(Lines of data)
━━━━━━━━━━━━━━━━
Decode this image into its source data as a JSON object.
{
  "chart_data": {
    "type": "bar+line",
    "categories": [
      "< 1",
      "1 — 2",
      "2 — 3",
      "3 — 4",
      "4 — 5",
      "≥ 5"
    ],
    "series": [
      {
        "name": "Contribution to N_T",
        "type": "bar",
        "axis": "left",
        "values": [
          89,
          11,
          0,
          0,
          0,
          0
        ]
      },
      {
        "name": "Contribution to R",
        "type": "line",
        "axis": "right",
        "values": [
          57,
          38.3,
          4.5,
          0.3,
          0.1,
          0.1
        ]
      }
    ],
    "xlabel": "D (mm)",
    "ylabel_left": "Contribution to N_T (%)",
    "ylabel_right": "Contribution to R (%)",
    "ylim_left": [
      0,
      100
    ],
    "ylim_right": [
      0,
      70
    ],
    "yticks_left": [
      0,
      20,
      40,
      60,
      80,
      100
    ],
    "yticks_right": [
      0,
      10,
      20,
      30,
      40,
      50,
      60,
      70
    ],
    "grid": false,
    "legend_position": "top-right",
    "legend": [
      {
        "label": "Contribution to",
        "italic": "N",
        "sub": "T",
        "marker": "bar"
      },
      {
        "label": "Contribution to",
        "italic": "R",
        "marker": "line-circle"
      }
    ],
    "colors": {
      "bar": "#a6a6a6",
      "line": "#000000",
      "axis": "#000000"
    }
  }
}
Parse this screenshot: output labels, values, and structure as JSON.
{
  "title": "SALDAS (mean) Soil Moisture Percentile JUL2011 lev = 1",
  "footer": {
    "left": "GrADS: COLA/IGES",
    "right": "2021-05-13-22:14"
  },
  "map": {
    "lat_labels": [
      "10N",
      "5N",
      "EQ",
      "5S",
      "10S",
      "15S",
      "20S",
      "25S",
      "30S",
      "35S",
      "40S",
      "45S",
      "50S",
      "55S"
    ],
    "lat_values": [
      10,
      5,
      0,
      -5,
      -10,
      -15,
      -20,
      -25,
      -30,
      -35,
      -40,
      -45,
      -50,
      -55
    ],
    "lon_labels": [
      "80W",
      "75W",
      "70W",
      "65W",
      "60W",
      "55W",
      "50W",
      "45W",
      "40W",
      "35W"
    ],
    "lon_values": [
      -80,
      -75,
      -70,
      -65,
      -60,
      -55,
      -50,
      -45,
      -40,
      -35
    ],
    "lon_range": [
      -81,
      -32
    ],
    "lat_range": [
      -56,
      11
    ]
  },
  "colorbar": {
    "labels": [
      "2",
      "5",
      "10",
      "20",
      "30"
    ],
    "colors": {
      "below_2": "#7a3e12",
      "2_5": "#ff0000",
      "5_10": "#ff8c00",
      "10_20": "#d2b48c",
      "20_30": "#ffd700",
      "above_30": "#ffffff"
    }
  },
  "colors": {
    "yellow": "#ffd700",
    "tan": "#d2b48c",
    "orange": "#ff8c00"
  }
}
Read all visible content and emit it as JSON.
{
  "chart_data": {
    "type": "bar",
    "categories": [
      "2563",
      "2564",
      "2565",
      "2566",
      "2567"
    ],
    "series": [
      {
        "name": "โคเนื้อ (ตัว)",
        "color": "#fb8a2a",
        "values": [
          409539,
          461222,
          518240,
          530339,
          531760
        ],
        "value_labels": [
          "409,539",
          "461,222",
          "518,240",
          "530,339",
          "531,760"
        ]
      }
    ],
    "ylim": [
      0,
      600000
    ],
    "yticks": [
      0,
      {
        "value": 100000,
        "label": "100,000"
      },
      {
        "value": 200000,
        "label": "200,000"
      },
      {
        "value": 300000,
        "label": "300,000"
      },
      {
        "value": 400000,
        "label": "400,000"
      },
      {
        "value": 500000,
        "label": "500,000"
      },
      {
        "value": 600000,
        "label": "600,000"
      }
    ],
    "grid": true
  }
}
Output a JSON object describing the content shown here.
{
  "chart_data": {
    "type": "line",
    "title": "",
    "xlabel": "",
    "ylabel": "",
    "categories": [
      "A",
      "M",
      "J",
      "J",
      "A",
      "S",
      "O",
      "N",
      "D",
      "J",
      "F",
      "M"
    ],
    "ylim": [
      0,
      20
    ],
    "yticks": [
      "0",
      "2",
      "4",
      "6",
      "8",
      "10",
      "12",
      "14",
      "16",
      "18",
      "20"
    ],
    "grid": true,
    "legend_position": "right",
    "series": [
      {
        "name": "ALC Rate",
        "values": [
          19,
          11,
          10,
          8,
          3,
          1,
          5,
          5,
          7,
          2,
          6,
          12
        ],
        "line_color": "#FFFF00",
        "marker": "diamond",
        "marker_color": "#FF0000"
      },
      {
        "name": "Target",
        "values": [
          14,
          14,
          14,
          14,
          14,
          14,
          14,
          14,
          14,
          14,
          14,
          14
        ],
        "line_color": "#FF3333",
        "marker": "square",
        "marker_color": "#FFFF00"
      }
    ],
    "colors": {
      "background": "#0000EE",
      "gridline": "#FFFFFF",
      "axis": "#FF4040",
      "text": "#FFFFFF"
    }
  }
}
━━━━━━━━━━━━━━━━
> [TASK DESCRIPTION] Every entry must be quoted exactly as it appears above.

> [OUTPUT FOR THIS TASK]
Decode this image into its source data as a JSON object.
{
  "chart_data": {
    "type": "bar+line",
    "categories": [
      "< 1",
      "1 — 2",
      "2 — 3",
      "3 — 4",
      "4 — 5",
      "≥ 5"
    ],
    "series": [
      {
        "name": "Contribution to N_T",
        "type": "bar",
        "axis": "left",
        "values": [
          89,
          11,
          0,
          0,
          0,
          0
        ]
      },
      {
        "name": "Contribution to R",
        "type": "line",
        "axis": "right",
        "values": [
          57,
          38.3,
          4.5,
          0.3,
          0.1,
          0.1
        ]
      }
    ],
    "xlabel": "D (mm)",
    "ylabel_left": "Contribution to N_T (%)",
    "ylabel_right": "Contribution to R (%)",
    "ylim_left": [
      0,
      100
    ],
    "ylim_right": [
      0,
      70
    ],
    "yticks_left": [
      0,
      20,
      40,
      60,
      80,
      100
    ],
    "yticks_right": [
      0,
      10,
      20,
      30,
      40,
      50,
      60,
      70
    ],
    "grid": false,
    "legend_position": "top-right",
    "legend": [
      {
        "label": "Contribution to",
        "italic": "N",
        "sub": "T",
        "marker": "bar"
      },
      {
        "label": "Contribution to",
        "italic": "R",
        "marker": "line-circle"
      }
    ],
    "colors": {
      "bar": "#a6a6a6",
      "line": "#000000",
      "axis": "#000000"
    }
  }
}
Parse this screenshot: output labels, values, and structure as JSON.
{
  "title": "SALDAS (mean) Soil Moisture Percentile JUL2011 lev = 1",
  "footer": {
    "left": "GrADS: COLA/IGES",
    "right": "2021-05-13-22:14"
  },
  "map": {
    "lat_labels": [
      "10N",
      "5N",
      "EQ",
      "5S",
      "10S",
      "15S",
      "20S",
      "25S",
      "30S",
      "35S",
      "40S",
      "45S",
      "50S",
      "55S"
    ],
    "lat_values": [
      10,
      5,
      0,
      -5,
      -10,
      -15,
      -20,
      -25,
      -30,
      -35,
      -40,
      -45,
      -50,
      -55
    ],
    "lon_labels": [
      "80W",
      "75W",
      "70W",
      "65W",
      "60W",
      "55W",
      "50W",
      "45W",
      "40W",
      "35W"
    ],
    "lon_values": [
      -80,
      -75,
      -70,
      -65,
      -60,
      -55,
      -50,
      -45,
      -40,
      -35
    ],
    "lon_range": [
      -81,
      -32
    ],
    "lat_range": [
      -56,
      11
    ]
  },
  "colorbar": {
    "labels": [
      "2",
      "5",
      "10",
      "20",
      "30"
    ],
    "colors": {
      "below_2": "#7a3e12",
      "2_5": "#ff0000",
      "5_10": "#ff8c00",
      "10_20": "#d2b48c",
      "20_30": "#ffd700",
      "above_30": "#ffffff"
    }
  },
  "colors": {
    "yellow": "#ffd700",
    "tan": "#d2b48c",
    "orange": "#ff8c00"
  }
}
Read all visible content and emit it as JSON.
{
  "chart_data": {
    "type": "bar",
    "categories": [
      "2563",
      "2564",
      "2565",
      "2566",
      "2567"
    ],
    "series": [
      {
        "name": "โคเนื้อ (ตัว)",
        "color": "#fb8a2a",
        "values": [
          409539,
          461222,
          518240,
          530339,
          531760
        ],
        "value_labels": [
          "409,539",
          "461,222",
          "518,240",
          "530,339",
          "531,760"
        ]
      }
    ],
    "ylim": [
      0,
      600000
    ],
    "yticks": [
      0,
      {
        "value": 100000,
        "label": "100,000"
      },
      {
        "value": 200000,
        "label": "200,000"
      },
      {
        "value": 300000,
        "label": "300,000"
      },
      {
        "value": 400000,
        "label": "400,000"
      },
      {
        "value": 500000,
        "label": "500,000"
      },
      {
        "value": 600000,
        "label": "600,000"
      }
    ],
    "grid": true
  }
}
Output a JSON object describing the content shown here.
{
  "chart_data": {
    "type": "line",
    "title": "",
    "xlabel": "",
    "ylabel": "",
    "categories": [
      "A",
      "M",
      "J",
      "J",
      "A",
      "S",
      "O",
      "N",
      "D",
      "J",
      "F",
      "M"
    ],
    "ylim": [
      0,
      20
    ],
    "yticks": [
      "0",
      "2",
      "4",
      "6",
      "8",
      "10",
      "12",
      "14",
      "16",
      "18",
      "20"
    ],
    "grid": true,
    "legend_position": "right",
    "series": [
      {
        "name": "ALC Rate",
        "values": [
          19,
          11,
          10,
          8,
          3,
          1,
          5,
          5,
          7,
          2,
          6,
          12
        ],
        "line_color": "#FFFF00",
        "marker": "diamond",
        "marker_color": "#FF0000"
      },
      {
        "name": "Target",
        "values": [
          14,
          14,
          14,
          14,
          14,
          14,
          14,
          14,
          14,
          14,
          14,
          14
        ],
        "line_color": "#FF3333",
        "marker": "square",
        "marker_color": "#FFFF00"
      }
    ],
    "colors": {
      "background": "#0000EE",
      "gridline": "#FFFFFF",
      "axis": "#FF4040",
      "text": "#FFFFFF"
    }
  }
}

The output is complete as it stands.